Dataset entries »
======

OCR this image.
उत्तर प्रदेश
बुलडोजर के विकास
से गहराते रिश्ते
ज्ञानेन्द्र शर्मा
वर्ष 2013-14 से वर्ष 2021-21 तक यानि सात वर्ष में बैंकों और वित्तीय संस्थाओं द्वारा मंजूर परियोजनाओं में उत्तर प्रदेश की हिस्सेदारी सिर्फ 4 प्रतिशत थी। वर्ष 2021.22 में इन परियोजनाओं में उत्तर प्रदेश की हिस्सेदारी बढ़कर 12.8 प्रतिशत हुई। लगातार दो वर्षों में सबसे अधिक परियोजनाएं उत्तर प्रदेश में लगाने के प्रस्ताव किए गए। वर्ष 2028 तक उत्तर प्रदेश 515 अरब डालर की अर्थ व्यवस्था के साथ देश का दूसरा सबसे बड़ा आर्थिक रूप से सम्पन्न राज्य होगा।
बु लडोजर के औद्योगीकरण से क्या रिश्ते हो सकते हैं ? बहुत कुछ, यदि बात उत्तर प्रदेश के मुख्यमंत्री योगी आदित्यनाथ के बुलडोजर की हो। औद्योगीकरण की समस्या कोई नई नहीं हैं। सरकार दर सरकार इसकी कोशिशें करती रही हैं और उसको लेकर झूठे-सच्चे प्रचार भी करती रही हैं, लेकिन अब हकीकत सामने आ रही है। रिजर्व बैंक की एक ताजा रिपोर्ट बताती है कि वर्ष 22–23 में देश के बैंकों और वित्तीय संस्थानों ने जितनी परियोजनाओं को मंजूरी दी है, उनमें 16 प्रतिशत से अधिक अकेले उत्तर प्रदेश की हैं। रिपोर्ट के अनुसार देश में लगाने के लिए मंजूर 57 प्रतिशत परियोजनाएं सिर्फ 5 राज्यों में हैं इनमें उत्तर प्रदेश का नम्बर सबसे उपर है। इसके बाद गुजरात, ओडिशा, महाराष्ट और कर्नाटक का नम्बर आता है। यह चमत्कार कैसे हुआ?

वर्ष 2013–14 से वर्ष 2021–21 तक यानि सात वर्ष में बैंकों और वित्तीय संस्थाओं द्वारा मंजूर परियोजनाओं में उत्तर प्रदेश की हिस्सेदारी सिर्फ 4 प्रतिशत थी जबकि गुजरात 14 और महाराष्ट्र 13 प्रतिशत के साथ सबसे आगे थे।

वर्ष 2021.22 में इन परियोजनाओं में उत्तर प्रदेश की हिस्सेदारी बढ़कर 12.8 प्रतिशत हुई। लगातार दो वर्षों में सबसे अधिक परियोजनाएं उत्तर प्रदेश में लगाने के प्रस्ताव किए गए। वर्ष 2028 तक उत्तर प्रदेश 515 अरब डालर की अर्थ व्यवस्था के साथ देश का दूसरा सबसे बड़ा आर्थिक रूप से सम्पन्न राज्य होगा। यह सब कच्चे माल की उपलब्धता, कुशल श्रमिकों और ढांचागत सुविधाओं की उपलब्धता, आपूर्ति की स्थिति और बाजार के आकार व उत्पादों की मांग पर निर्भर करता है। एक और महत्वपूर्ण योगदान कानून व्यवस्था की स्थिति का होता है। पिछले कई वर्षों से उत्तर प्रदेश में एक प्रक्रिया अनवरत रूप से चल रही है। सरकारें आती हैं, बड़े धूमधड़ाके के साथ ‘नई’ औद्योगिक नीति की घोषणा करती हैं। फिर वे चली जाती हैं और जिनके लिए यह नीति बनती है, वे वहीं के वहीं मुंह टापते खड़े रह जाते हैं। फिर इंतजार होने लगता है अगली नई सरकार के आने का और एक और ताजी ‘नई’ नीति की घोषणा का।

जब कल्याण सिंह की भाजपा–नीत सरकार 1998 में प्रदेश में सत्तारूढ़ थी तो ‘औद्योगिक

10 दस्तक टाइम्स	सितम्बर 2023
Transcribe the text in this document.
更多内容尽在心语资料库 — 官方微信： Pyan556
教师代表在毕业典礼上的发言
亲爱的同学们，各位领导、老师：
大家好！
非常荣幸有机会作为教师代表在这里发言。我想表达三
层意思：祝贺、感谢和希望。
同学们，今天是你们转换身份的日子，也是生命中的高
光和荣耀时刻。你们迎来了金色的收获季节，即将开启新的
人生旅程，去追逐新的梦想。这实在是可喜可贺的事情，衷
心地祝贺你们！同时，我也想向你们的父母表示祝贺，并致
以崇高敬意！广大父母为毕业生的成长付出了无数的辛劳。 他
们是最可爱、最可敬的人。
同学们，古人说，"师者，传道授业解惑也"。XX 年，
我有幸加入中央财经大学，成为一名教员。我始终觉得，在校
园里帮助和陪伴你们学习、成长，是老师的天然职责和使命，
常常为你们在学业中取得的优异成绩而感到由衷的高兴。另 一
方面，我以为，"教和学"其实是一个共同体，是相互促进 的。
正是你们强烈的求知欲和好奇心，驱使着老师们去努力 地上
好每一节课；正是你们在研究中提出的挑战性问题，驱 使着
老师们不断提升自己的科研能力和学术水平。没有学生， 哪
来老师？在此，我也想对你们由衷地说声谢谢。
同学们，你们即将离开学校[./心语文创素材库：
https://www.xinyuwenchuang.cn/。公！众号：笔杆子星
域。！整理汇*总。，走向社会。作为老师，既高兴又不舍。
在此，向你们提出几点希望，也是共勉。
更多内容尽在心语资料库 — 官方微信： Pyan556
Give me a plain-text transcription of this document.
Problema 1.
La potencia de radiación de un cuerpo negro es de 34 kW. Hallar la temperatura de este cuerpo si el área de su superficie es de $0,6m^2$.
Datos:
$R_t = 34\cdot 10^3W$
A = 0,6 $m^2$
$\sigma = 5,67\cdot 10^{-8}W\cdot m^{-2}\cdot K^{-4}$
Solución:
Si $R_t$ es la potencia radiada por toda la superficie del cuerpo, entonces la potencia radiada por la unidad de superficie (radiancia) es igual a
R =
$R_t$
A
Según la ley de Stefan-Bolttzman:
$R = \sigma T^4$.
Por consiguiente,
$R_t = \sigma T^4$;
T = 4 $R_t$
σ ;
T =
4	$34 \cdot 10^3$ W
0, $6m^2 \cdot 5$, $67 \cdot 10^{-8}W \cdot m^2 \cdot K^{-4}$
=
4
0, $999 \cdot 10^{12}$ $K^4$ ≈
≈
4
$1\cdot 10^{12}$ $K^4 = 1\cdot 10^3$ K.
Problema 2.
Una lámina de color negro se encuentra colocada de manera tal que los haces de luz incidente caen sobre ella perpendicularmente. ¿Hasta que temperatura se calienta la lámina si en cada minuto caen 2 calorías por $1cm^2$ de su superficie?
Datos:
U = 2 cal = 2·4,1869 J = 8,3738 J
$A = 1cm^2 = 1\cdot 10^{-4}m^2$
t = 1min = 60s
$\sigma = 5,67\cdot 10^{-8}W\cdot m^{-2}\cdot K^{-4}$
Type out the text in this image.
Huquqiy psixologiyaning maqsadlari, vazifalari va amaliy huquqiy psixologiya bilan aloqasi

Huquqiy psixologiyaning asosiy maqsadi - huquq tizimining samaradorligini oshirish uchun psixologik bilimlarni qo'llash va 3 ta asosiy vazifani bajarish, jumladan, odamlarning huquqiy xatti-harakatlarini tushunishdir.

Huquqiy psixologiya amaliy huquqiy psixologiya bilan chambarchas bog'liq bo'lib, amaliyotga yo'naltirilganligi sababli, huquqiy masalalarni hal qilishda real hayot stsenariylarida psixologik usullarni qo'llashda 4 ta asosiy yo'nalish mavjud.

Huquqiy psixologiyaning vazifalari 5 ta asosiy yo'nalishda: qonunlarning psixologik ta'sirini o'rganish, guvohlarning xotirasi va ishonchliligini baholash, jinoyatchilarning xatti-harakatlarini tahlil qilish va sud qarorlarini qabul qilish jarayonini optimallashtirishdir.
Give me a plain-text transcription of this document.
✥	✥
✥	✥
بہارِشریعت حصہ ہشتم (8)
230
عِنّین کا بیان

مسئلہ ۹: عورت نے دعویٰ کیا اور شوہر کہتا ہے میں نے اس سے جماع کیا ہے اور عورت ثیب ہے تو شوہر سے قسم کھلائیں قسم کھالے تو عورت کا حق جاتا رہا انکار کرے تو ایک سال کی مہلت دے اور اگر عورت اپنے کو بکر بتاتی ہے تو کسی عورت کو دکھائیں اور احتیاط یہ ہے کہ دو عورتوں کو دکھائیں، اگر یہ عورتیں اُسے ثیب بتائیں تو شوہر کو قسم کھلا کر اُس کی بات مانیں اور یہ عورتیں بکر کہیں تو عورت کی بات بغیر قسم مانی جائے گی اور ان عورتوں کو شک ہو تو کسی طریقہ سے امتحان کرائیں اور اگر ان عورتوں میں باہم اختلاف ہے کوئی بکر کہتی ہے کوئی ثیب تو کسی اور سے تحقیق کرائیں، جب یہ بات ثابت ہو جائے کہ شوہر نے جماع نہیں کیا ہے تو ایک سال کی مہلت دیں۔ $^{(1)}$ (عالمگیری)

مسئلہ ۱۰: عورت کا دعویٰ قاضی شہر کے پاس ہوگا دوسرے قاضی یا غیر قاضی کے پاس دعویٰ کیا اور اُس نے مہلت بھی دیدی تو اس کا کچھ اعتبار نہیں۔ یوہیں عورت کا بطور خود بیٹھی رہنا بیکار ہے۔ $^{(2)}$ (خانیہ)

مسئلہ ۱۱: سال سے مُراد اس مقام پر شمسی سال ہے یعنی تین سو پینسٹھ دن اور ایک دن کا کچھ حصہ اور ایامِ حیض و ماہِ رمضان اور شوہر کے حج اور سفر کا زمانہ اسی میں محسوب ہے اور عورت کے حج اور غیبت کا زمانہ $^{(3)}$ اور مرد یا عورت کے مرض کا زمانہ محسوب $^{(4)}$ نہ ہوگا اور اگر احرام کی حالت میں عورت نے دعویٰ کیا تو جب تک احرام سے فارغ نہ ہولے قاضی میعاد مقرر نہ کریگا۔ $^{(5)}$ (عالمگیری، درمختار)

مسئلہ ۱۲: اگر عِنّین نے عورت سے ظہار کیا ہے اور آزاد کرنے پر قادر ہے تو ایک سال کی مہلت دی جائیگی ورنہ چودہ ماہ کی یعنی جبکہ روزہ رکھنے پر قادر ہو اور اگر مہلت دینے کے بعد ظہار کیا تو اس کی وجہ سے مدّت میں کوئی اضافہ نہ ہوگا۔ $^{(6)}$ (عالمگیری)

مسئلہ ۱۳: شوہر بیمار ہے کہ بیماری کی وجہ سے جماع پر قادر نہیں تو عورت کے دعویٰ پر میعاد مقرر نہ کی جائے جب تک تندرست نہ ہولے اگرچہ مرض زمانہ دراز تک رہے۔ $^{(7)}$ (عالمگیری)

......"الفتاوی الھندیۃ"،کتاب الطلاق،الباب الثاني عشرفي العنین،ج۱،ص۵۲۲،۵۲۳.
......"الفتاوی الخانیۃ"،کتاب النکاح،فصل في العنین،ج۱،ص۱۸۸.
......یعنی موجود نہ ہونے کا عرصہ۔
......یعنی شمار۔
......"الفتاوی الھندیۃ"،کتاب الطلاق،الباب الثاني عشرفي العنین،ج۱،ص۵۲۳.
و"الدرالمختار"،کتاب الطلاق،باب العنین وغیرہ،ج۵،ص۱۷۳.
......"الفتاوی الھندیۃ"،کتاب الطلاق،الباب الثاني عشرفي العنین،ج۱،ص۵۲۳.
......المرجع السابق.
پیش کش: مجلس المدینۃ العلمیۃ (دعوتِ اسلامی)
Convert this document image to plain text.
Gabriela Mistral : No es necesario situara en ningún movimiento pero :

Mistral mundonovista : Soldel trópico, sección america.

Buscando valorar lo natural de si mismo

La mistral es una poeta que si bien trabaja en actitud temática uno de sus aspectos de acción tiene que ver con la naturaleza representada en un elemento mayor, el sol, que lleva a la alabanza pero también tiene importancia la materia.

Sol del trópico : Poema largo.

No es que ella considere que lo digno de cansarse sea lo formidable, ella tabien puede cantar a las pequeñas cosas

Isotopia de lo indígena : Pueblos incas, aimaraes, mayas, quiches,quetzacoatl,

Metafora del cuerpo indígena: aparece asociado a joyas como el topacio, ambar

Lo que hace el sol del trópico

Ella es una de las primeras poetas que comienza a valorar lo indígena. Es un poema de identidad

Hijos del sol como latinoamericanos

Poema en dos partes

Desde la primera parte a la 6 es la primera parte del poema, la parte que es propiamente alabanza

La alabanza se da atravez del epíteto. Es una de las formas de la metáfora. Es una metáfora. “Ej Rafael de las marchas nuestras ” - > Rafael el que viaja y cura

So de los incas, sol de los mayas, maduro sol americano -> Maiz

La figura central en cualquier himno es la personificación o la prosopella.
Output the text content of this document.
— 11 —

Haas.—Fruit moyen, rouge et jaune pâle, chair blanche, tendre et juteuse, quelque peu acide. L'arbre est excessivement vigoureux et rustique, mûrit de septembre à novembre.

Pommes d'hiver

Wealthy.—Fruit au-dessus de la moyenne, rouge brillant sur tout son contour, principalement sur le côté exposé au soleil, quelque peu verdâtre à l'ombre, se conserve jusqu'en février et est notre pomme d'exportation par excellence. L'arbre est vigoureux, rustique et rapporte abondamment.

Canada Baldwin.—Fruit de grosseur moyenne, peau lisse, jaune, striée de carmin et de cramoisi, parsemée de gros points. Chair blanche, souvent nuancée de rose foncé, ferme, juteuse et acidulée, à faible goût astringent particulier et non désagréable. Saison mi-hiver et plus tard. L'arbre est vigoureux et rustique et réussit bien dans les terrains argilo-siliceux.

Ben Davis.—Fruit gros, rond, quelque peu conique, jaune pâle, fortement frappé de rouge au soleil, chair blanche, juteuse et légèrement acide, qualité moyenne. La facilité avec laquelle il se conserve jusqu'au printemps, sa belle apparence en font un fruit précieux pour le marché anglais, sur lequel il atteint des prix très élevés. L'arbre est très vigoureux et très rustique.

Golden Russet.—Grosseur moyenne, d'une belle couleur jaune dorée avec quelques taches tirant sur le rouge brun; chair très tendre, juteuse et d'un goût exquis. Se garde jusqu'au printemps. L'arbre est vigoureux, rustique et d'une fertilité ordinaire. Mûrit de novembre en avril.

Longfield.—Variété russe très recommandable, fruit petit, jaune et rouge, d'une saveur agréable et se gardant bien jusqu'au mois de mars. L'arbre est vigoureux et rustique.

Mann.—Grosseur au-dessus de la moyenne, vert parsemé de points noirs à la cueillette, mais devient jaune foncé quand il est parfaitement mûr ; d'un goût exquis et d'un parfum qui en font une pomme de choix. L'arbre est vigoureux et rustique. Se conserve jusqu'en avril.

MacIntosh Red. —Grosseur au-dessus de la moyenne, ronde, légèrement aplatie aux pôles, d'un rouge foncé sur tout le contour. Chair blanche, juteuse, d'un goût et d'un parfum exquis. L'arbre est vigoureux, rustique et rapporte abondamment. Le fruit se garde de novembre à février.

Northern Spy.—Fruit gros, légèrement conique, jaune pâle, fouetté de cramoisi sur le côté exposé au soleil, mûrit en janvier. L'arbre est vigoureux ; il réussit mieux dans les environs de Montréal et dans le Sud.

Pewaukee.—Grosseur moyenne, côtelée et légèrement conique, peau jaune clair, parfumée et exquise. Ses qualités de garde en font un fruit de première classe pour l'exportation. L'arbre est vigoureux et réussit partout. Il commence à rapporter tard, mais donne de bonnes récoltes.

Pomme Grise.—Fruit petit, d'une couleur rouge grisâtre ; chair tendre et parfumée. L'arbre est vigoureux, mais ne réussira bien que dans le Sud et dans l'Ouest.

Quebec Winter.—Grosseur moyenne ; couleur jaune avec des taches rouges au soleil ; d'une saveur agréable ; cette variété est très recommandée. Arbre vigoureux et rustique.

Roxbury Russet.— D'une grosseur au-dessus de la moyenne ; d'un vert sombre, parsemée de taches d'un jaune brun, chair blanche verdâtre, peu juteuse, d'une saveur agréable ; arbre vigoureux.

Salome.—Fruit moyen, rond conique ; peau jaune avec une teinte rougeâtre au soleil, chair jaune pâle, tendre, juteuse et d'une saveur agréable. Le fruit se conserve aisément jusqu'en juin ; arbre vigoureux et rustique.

======

Find the lines with the string "potencia" and reproduce them.

La potencia de radiación de un cuerpo negro es de 34 kW. Hallar la temperatura de este cuerpo si el área de su superficie es de $0,6m^2$.
Si $R_t$ es la potencia radiada por toda la superficie del cuerpo, entonces la potencia radiada por la unidad de superficie (radiancia) es igual a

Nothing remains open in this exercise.